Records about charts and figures
···
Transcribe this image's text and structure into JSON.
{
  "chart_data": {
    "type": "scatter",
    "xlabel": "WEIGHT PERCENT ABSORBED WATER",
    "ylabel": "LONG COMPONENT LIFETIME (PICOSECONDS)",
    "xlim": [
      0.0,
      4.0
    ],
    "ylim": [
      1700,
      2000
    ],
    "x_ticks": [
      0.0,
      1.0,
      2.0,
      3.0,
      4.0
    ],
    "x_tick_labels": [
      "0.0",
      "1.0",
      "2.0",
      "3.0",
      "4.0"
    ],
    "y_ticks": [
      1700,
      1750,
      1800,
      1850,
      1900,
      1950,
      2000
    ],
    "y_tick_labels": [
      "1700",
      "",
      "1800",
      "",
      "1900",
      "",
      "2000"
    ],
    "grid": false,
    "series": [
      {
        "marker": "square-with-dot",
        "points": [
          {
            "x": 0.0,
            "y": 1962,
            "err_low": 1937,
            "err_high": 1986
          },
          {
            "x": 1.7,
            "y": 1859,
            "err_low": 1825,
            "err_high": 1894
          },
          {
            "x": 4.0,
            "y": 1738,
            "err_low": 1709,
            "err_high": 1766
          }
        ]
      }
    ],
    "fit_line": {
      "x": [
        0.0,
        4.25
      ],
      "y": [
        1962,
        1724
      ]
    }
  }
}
···
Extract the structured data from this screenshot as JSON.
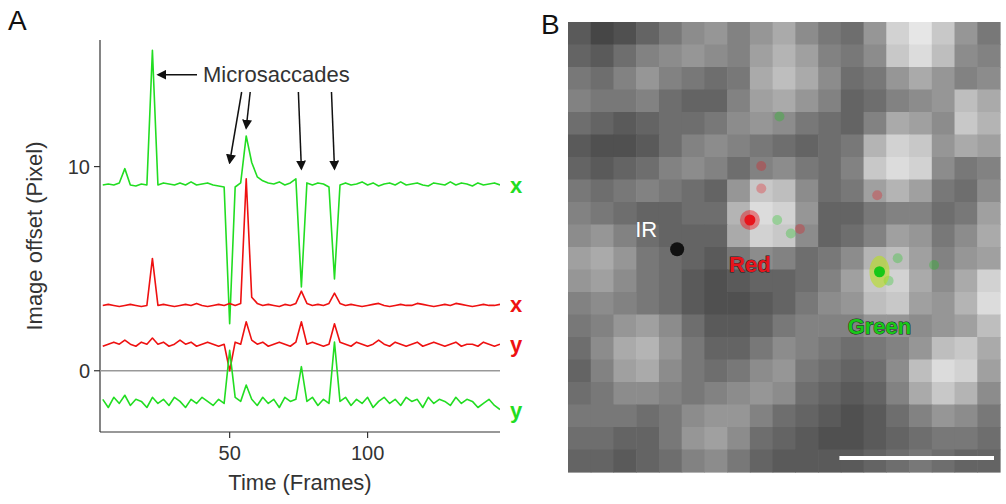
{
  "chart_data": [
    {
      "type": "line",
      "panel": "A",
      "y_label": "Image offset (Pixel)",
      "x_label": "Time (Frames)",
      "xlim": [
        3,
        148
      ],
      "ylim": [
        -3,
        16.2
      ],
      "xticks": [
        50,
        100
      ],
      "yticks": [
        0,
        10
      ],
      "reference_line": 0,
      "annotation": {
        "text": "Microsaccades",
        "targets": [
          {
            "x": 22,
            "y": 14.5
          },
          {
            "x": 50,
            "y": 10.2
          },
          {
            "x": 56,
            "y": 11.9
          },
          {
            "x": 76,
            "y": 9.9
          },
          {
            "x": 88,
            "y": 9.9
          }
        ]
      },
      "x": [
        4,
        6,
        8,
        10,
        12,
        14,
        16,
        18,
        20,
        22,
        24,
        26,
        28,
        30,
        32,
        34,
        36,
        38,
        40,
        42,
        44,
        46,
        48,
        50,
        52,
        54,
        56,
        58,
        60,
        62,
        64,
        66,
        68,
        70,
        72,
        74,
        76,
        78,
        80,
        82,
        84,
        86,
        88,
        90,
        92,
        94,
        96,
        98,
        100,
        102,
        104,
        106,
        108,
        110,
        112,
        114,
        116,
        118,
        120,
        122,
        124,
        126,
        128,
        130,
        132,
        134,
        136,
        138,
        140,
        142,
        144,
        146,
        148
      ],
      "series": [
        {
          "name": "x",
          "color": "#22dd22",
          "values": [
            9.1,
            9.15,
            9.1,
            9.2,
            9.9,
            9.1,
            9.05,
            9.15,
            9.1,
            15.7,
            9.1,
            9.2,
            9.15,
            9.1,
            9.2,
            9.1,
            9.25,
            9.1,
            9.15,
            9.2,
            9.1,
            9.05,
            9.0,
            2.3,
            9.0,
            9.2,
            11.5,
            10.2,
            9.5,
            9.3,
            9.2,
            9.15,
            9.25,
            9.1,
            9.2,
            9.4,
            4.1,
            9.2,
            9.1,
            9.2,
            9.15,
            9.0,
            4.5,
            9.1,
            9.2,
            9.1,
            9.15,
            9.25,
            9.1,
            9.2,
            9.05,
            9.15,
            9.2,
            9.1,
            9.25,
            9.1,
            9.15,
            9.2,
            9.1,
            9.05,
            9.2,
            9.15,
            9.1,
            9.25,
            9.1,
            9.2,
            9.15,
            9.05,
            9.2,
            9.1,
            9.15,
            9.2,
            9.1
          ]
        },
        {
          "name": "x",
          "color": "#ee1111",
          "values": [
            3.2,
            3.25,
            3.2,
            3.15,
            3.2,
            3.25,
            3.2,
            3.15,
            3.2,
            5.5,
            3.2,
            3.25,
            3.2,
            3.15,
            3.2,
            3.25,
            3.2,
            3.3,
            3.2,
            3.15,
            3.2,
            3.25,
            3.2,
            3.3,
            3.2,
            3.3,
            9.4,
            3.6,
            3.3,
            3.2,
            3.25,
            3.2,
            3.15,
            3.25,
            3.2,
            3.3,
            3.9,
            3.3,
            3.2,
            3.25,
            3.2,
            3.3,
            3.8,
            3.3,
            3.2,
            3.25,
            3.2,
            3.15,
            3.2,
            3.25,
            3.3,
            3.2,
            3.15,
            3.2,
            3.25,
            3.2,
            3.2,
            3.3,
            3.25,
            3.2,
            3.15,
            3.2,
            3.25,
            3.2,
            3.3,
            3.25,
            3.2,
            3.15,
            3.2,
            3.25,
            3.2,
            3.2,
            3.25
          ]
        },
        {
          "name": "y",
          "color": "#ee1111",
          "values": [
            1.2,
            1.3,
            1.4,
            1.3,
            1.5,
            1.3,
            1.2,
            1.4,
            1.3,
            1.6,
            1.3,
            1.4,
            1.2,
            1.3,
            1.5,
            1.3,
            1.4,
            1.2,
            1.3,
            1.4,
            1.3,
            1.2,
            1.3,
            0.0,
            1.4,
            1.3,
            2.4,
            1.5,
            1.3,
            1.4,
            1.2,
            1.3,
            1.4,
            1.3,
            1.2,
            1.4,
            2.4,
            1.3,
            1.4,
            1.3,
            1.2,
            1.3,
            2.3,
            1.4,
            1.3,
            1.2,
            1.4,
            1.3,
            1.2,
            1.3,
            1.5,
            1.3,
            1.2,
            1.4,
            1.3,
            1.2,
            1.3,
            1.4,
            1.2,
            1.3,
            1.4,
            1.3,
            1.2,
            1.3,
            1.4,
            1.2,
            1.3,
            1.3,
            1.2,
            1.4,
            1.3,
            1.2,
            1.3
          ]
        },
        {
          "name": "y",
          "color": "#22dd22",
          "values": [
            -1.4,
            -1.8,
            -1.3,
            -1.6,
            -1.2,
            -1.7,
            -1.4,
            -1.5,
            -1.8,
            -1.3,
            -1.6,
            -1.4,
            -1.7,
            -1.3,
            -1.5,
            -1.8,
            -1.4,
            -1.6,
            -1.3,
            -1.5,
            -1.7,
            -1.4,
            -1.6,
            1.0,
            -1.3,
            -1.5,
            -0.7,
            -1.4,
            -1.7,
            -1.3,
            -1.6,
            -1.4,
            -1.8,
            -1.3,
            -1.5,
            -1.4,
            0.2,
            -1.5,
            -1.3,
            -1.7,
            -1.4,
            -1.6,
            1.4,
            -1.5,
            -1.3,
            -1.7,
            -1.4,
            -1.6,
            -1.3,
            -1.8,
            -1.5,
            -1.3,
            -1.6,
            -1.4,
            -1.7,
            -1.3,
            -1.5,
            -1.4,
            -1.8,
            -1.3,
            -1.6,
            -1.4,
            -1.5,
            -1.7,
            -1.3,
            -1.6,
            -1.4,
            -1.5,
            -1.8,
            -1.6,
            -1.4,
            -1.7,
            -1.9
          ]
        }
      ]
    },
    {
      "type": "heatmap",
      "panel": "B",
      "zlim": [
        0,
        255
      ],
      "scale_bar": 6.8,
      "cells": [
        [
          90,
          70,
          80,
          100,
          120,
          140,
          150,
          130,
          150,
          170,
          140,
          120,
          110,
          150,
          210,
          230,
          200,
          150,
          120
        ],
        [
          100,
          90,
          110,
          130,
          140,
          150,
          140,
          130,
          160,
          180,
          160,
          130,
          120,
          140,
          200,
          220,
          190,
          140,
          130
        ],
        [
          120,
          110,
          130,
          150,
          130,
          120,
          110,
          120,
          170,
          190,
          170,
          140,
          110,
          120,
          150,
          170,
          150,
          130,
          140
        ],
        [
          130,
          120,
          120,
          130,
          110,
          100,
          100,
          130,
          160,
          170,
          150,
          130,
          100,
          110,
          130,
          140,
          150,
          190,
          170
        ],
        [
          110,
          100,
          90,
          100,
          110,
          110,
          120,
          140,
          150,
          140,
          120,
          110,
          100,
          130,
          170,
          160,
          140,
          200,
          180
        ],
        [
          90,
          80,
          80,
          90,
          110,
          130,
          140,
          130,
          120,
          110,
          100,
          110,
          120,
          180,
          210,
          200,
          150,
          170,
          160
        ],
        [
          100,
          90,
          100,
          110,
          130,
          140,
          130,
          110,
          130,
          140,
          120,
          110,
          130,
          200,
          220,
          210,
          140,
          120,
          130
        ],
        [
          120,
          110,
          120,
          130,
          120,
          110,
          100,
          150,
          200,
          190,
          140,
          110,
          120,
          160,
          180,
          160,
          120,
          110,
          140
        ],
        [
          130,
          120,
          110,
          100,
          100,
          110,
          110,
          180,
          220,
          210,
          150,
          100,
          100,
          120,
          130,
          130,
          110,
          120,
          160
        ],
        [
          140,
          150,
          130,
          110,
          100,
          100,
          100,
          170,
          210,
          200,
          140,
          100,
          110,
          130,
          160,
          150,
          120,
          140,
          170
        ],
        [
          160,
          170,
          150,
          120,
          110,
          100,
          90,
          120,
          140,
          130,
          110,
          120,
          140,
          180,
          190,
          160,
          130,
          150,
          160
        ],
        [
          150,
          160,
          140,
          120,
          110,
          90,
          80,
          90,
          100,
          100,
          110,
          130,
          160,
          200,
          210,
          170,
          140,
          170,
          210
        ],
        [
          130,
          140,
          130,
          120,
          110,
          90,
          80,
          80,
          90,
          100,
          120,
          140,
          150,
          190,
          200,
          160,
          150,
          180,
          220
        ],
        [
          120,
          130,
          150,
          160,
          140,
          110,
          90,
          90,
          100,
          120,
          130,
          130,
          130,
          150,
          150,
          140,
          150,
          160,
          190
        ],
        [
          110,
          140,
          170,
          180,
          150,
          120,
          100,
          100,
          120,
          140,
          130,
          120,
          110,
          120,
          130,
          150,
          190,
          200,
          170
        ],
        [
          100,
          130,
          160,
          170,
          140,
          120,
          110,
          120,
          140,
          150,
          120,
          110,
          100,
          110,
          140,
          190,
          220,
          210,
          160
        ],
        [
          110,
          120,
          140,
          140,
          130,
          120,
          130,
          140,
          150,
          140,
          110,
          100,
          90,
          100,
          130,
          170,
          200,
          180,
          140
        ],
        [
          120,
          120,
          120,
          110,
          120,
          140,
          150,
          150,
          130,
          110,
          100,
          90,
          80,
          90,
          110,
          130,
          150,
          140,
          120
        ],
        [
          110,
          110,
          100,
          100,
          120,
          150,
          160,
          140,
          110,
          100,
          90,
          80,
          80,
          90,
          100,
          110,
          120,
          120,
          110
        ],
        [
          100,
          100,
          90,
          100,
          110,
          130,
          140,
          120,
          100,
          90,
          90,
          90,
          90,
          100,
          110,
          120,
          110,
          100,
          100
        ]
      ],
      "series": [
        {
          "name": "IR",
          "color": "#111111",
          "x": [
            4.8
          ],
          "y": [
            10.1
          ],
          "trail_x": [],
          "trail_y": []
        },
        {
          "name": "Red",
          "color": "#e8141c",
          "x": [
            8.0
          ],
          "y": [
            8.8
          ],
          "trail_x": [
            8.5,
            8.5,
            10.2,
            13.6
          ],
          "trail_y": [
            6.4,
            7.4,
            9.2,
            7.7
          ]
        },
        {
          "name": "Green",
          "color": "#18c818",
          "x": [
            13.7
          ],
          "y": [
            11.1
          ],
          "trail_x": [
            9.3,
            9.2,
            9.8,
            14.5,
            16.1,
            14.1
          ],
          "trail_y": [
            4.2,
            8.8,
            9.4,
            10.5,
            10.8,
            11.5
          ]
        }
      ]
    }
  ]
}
···
PROBLEM TO WORK ON:
In the entries above, count every line containing the word "text". Write only the total.

EXERCISE RESPONSE:
2